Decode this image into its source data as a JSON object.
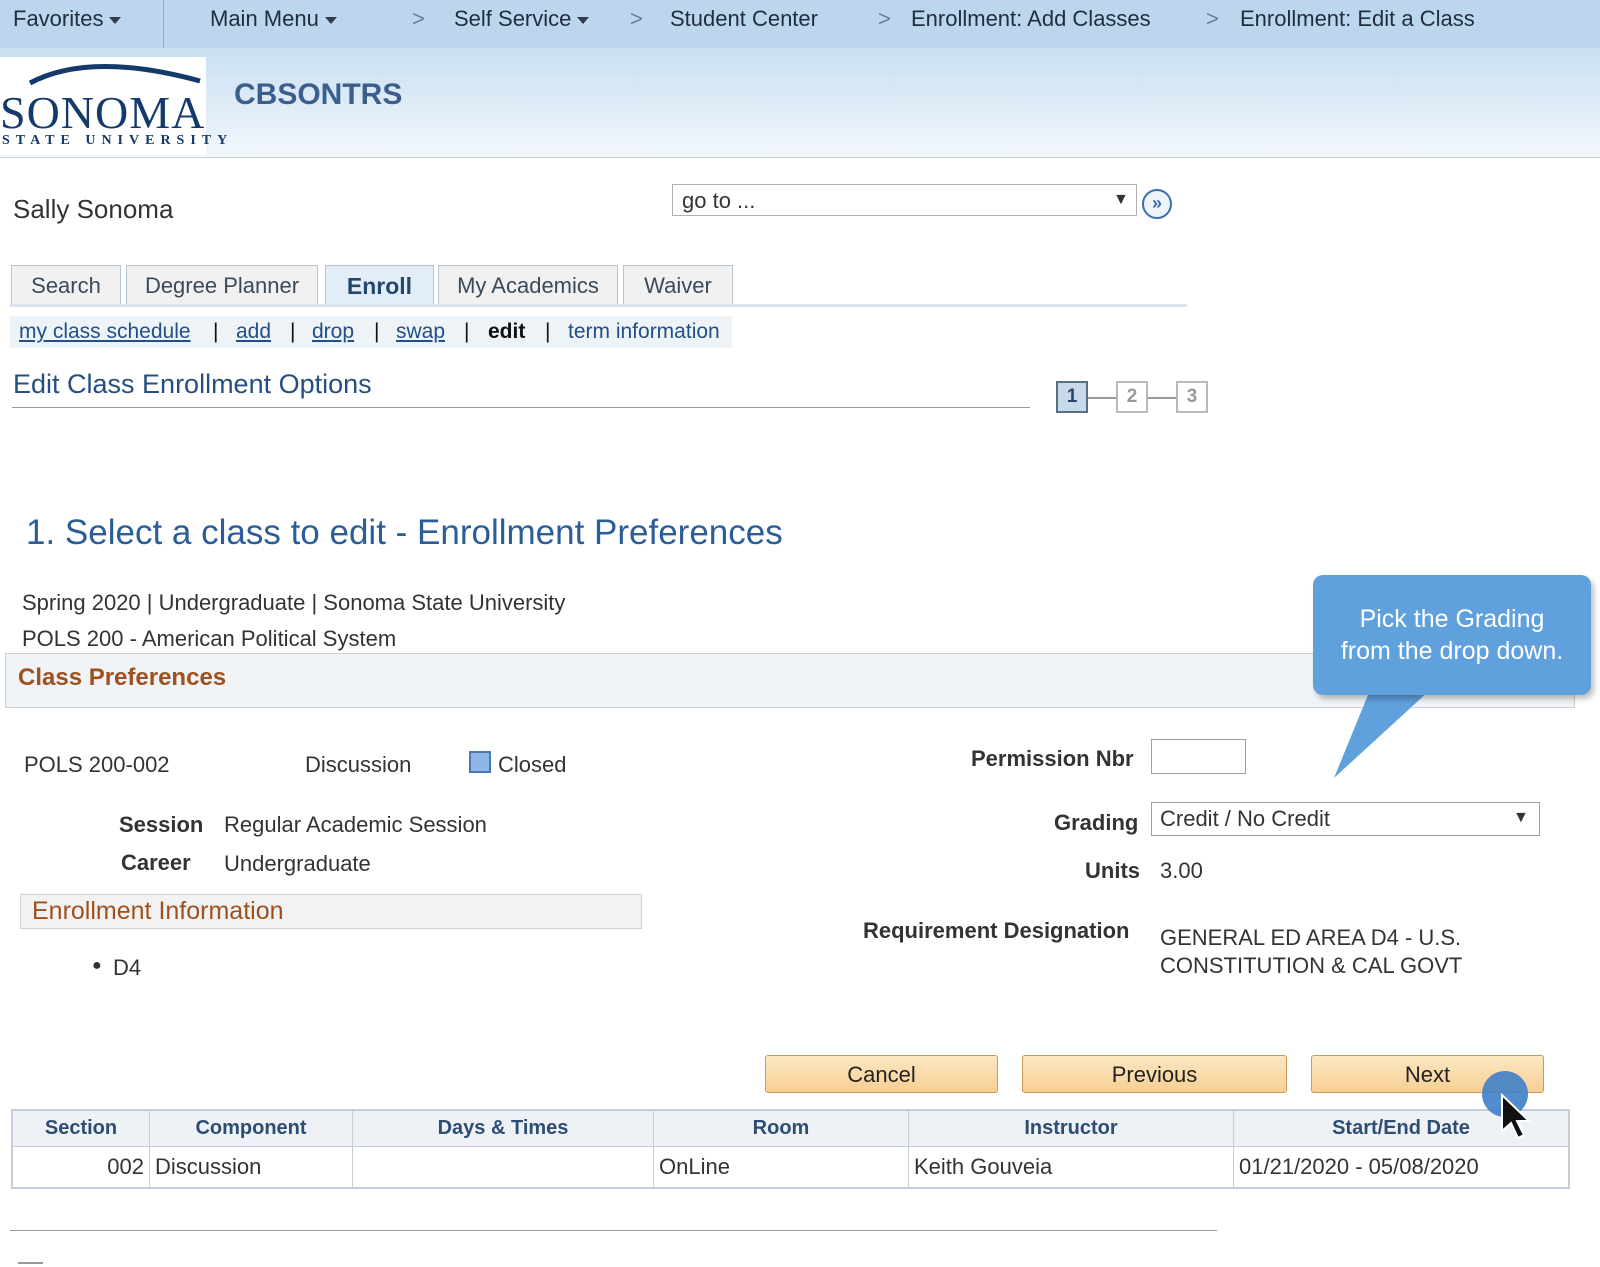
{
  "breadcrumb": {
    "favorites": "Favorites",
    "main_menu": "Main Menu",
    "self_service": "Self Service",
    "student_center": "Student Center",
    "add_classes": "Enrollment: Add Classes",
    "edit_class": "Enrollment: Edit a Class",
    "separator": ">"
  },
  "header": {
    "logo_word": "SONOMA",
    "logo_sub": "STATE UNIVERSITY",
    "system_title": "CBSONTRS"
  },
  "student": {
    "name": "Sally Sonoma",
    "goto_placeholder": "go to ...",
    "goto_arrow": "▼",
    "goto_button": "»"
  },
  "tabs": [
    {
      "label": "Search"
    },
    {
      "label": "Degree Planner"
    },
    {
      "label": "Enroll"
    },
    {
      "label": "My Academics"
    },
    {
      "label": "Waiver"
    }
  ],
  "subnav": {
    "schedule": "my class schedule",
    "add": "add",
    "drop": "drop",
    "swap": "swap",
    "edit": "edit",
    "term_info": "term information",
    "pipe": "|"
  },
  "page": {
    "title": "Edit Class Enrollment Options",
    "steps": [
      "1",
      "2",
      "3"
    ],
    "section_title": "1.  Select a class to edit - Enrollment Preferences",
    "term_line": "Spring 2020 | Undergraduate | Sonoma State University",
    "course_line": "POLS  200 - American Political System"
  },
  "preferences": {
    "title": "Class Preferences",
    "class_section": "POLS  200-002",
    "component": "Discussion",
    "status": "Closed",
    "session_label": "Session",
    "session_value": "Regular Academic Session",
    "career_label": "Career",
    "career_value": "Undergraduate",
    "enrollment_info_title": "Enrollment Information",
    "enrollment_info_item": "D4",
    "permission_label": "Permission Nbr",
    "grading_label": "Grading",
    "grading_value": "Credit / No Credit",
    "grading_arrow": "▼",
    "units_label": "Units",
    "units_value": "3.00",
    "requirement_label": "Requirement Designation",
    "requirement_line1": "GENERAL ED AREA D4 - U.S.",
    "requirement_line2": "CONSTITUTION & CAL GOVT"
  },
  "buttons": {
    "cancel": "Cancel",
    "previous": "Previous",
    "next": "Next"
  },
  "table": {
    "headers": [
      "Section",
      "Component",
      "Days & Times",
      "Room",
      "Instructor",
      "Start/End Date"
    ],
    "rows": [
      [
        "002",
        "Discussion",
        "",
        "OnLine",
        "Keith Gouveia",
        "01/21/2020 - 05/08/2020"
      ]
    ]
  },
  "callout": {
    "line1": "Pick the Grading",
    "line2": "from the drop down."
  }
}
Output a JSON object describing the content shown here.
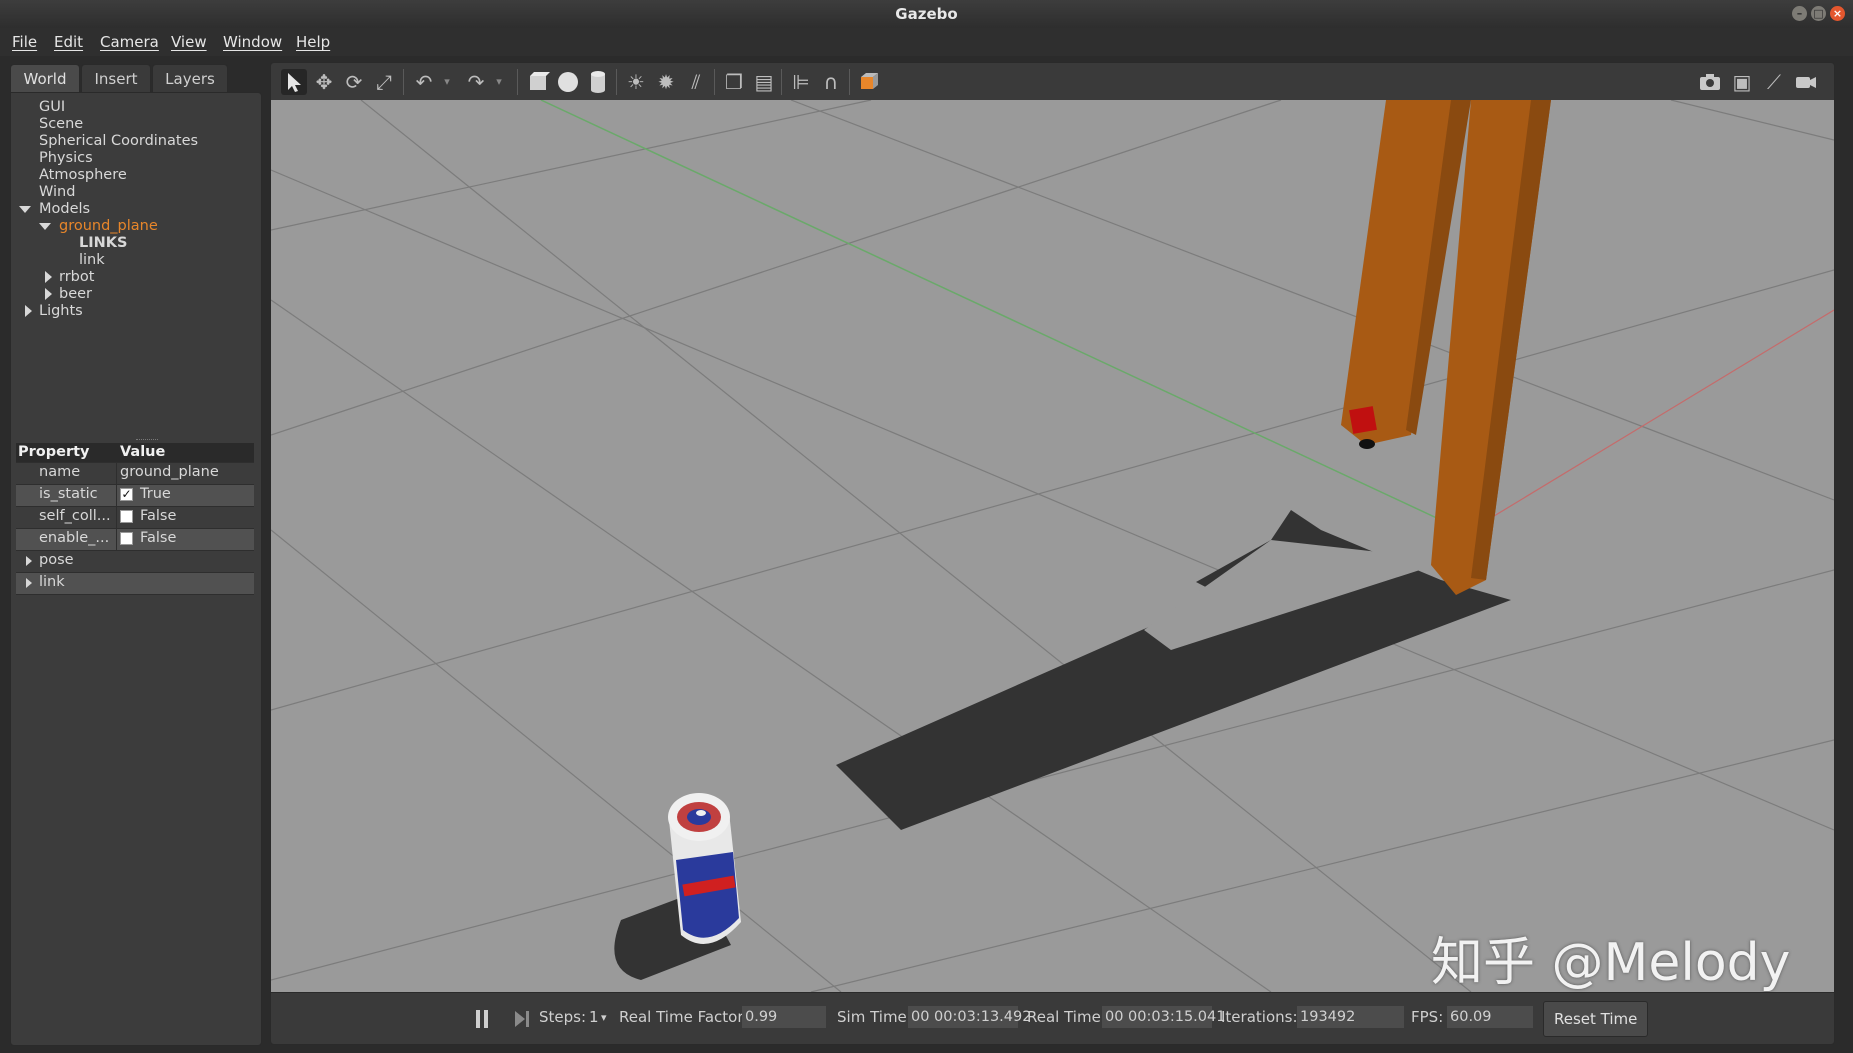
{
  "window": {
    "title": "Gazebo"
  },
  "menu": [
    "File",
    "Edit",
    "Camera",
    "View",
    "Window",
    "Help"
  ],
  "tabs": [
    "World",
    "Insert",
    "Layers"
  ],
  "tree": {
    "items": [
      "GUI",
      "Scene",
      "Spherical Coordinates",
      "Physics",
      "Atmosphere",
      "Wind"
    ],
    "models_label": "Models",
    "ground_plane": "ground_plane",
    "links_label": "LINKS",
    "link": "link",
    "rrbot": "rrbot",
    "beer": "beer",
    "lights_label": "Lights"
  },
  "properties": {
    "header_property": "Property",
    "header_value": "Value",
    "rows": [
      {
        "key": "name",
        "value": "ground_plane"
      },
      {
        "key": "is_static",
        "value": "True"
      },
      {
        "key": "self_coll...",
        "value": "False"
      },
      {
        "key": "enable_...",
        "value": "False"
      },
      {
        "key": "pose",
        "value": ""
      },
      {
        "key": "link",
        "value": ""
      }
    ]
  },
  "toolbar_icons": [
    "select-arrow-icon",
    "translate-icon",
    "rotate-icon",
    "scale-icon",
    "undo-icon",
    "redo-icon",
    "box-icon",
    "sphere-icon",
    "cylinder-icon",
    "point-light-icon",
    "spot-light-icon",
    "directional-light-icon",
    "copy-icon",
    "paste-icon",
    "align-icon",
    "snap-icon",
    "view-angle-icon",
    "screenshot-icon",
    "log-icon",
    "plot-icon",
    "record-video-icon"
  ],
  "status": {
    "steps_label": "Steps:",
    "steps_value": "1",
    "rtf_label": "Real Time Factor:",
    "rtf_value": "0.99",
    "sim_time_label": "Sim Time:",
    "sim_time_value": "00 00:03:13.492",
    "real_time_label": "Real Time:",
    "real_time_value": "00 00:03:15.041",
    "iterations_label": "Iterations:",
    "iterations_value": "193492",
    "fps_label": "FPS:",
    "fps_value": "60.09",
    "reset_label": "Reset Time"
  },
  "watermark": "知乎 @Melody",
  "colors": {
    "selected": "#e8862a",
    "ground": "#9a9a9a",
    "robot_arm": "#a85a14",
    "shadow": "#333333"
  }
}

================================

Directions: Send back the data above word for word, with the pictures left out.

Written reply:
Decode this image into its source data as a JSON object.
{
  "breadcrumb": {
    "favorites": "Favorites",
    "main_menu": "Main Menu",
    "self_service": "Self Service",
    "student_center": "Student Center",
    "add_classes": "Enrollment: Add Classes",
    "edit_class": "Enrollment: Edit a Class",
    "separator": ">"
  },
  "header": {
    "logo_word": "SONOMA",
    "logo_sub": "STATE UNIVERSITY",
    "system_title": "CBSONTRS"
  },
  "student": {
    "name": "Sally Sonoma",
    "goto_placeholder": "go to ...",
    "goto_arrow": "▼",
    "goto_button": "»"
  },
  "tabs": [
    {
      "label": "Search"
    },
    {
      "label": "Degree Planner"
    },
    {
      "label": "Enroll"
    },
    {
      "label": "My Academics"
    },
    {
      "label": "Waiver"
    }
  ],
  "subnav": {
    "schedule": "my class schedule",
    "add": "add",
    "drop": "drop",
    "swap": "swap",
    "edit": "edit",
    "term_info": "term information",
    "pipe": "|"
  },
  "page": {
    "title": "Edit Class Enrollment Options",
    "steps": [
      "1",
      "2",
      "3"
    ],
    "section_title": "1.  Select a class to edit - Enrollment Preferences",
    "term_line": "Spring 2020 | Undergraduate | Sonoma State University",
    "course_line": "POLS  200 - American Political System"
  },
  "preferences": {
    "title": "Class Preferences",
    "class_section": "POLS  200-002",
    "component": "Discussion",
    "status": "Closed",
    "session_label": "Session",
    "session_value": "Regular Academic Session",
    "career_label": "Career",
    "career_value": "Undergraduate",
    "enrollment_info_title": "Enrollment Information",
    "enrollment_info_item": "D4",
    "permission_label": "Permission Nbr",
    "grading_label": "Grading",
    "grading_value": "Credit / No Credit",
    "grading_arrow": "▼",
    "units_label": "Units",
    "units_value": "3.00",
    "requirement_label": "Requirement Designation",
    "requirement_line1": "GENERAL ED AREA D4 - U.S.",
    "requirement_line2": "CONSTITUTION & CAL GOVT"
  },
  "buttons": {
    "cancel": "Cancel",
    "previous": "Previous",
    "next": "Next"
  },
  "table": {
    "headers": [
      "Section",
      "Component",
      "Days & Times",
      "Room",
      "Instructor",
      "Start/End Date"
    ],
    "rows": [
      [
        "002",
        "Discussion",
        "",
        "OnLine",
        "Keith Gouveia",
        "01/21/2020 - 05/08/2020"
      ]
    ]
  },
  "callout": {
    "line1": "Pick the Grading",
    "line2": "from the drop down."
  }
}
Output a JSON object describing the content shown here.
{
  "window": {
    "title": "Gazebo"
  },
  "menu": [
    "File",
    "Edit",
    "Camera",
    "View",
    "Window",
    "Help"
  ],
  "tabs": [
    "World",
    "Insert",
    "Layers"
  ],
  "tree": {
    "items": [
      "GUI",
      "Scene",
      "Spherical Coordinates",
      "Physics",
      "Atmosphere",
      "Wind"
    ],
    "models_label": "Models",
    "ground_plane": "ground_plane",
    "links_label": "LINKS",
    "link": "link",
    "rrbot": "rrbot",
    "beer": "beer",
    "lights_label": "Lights"
  },
  "properties": {
    "header_property": "Property",
    "header_value": "Value",
    "rows": [
      {
        "key": "name",
        "value": "ground_plane"
      },
      {
        "key": "is_static",
        "value": "True"
      },
      {
        "key": "self_coll...",
        "value": "False"
      },
      {
        "key": "enable_...",
        "value": "False"
      },
      {
        "key": "pose",
        "value": ""
      },
      {
        "key": "link",
        "value": ""
      }
    ]
  },
  "toolbar_icons": [
    "select-arrow-icon",
    "translate-icon",
    "rotate-icon",
    "scale-icon",
    "undo-icon",
    "redo-icon",
    "box-icon",
    "sphere-icon",
    "cylinder-icon",
    "point-light-icon",
    "spot-light-icon",
    "directional-light-icon",
    "copy-icon",
    "paste-icon",
    "align-icon",
    "snap-icon",
    "view-angle-icon",
    "screenshot-icon",
    "log-icon",
    "plot-icon",
    "record-video-icon"
  ],
  "status": {
    "steps_label": "Steps:",
    "steps_value": "1",
    "rtf_label": "Real Time Factor:",
    "rtf_value": "0.99",
    "sim_time_label": "Sim Time:",
    "sim_time_value": "00 00:03:13.492",
    "real_time_label": "Real Time:",
    "real_time_value": "00 00:03:15.041",
    "iterations_label": "Iterations:",
    "iterations_value": "193492",
    "fps_label": "FPS:",
    "fps_value": "60.09",
    "reset_label": "Reset Time"
  },
  "watermark": "知乎 @Melody",
  "colors": {
    "selected": "#e8862a",
    "ground": "#9a9a9a",
    "robot_arm": "#a85a14",
    "shadow": "#333333"
  }
}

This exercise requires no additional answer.